# Request
From the line containing "Convert this screenshot" through the last line of the data, return those lines exactly as written and nothing more.

# Source material
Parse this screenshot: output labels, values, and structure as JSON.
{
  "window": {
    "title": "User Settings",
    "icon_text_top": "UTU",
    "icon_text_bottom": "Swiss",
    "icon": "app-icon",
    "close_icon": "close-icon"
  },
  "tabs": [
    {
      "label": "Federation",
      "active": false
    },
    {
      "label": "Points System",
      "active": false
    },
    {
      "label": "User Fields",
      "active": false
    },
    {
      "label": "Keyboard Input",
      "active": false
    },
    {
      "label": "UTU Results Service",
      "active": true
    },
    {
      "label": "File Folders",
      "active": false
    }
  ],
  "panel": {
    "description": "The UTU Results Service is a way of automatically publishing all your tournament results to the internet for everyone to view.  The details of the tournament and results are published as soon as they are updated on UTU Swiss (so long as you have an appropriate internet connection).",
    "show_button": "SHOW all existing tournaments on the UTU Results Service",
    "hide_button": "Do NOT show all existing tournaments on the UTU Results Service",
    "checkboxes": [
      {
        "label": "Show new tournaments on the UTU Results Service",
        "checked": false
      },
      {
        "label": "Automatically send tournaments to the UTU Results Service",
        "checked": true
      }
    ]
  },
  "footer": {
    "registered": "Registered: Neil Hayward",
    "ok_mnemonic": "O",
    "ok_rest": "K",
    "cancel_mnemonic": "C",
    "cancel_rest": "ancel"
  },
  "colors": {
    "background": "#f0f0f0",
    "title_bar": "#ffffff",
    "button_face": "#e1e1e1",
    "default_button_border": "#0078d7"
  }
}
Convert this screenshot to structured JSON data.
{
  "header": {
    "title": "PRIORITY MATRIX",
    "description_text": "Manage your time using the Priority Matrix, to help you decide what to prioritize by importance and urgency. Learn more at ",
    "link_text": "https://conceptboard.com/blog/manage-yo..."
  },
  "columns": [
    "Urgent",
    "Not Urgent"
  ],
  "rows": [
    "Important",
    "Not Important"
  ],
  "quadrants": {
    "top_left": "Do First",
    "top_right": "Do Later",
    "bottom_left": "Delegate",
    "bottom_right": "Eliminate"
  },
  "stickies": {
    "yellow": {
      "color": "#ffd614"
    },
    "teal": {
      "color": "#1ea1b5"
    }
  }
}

# Completed exercise
Convert this screenshot to structured JSON data.
{
  "header": {
    "title": "PRIORITY MATRIX",
    "description_text": "Manage your time using the Priority Matrix, to help you decide what to prioritize by importance and urgency. Learn more at ",
    "link_text": "https://conceptboard.com/blog/manage-yo..."
  },
  "columns": [
    "Urgent",
    "Not Urgent"
  ],
  "rows": [
    "Important",
    "Not Important"
  ],
  "quadrants": {
    "top_left": "Do First",
    "top_right": "Do Later",
    "bottom_left": "Delegate",
    "bottom_right": "Eliminate"
  },
  "stickies": {
    "yellow": {
      "color": "#ffd614"
    },
    "teal": {
      "color": "#1ea1b5"
    }
  }
}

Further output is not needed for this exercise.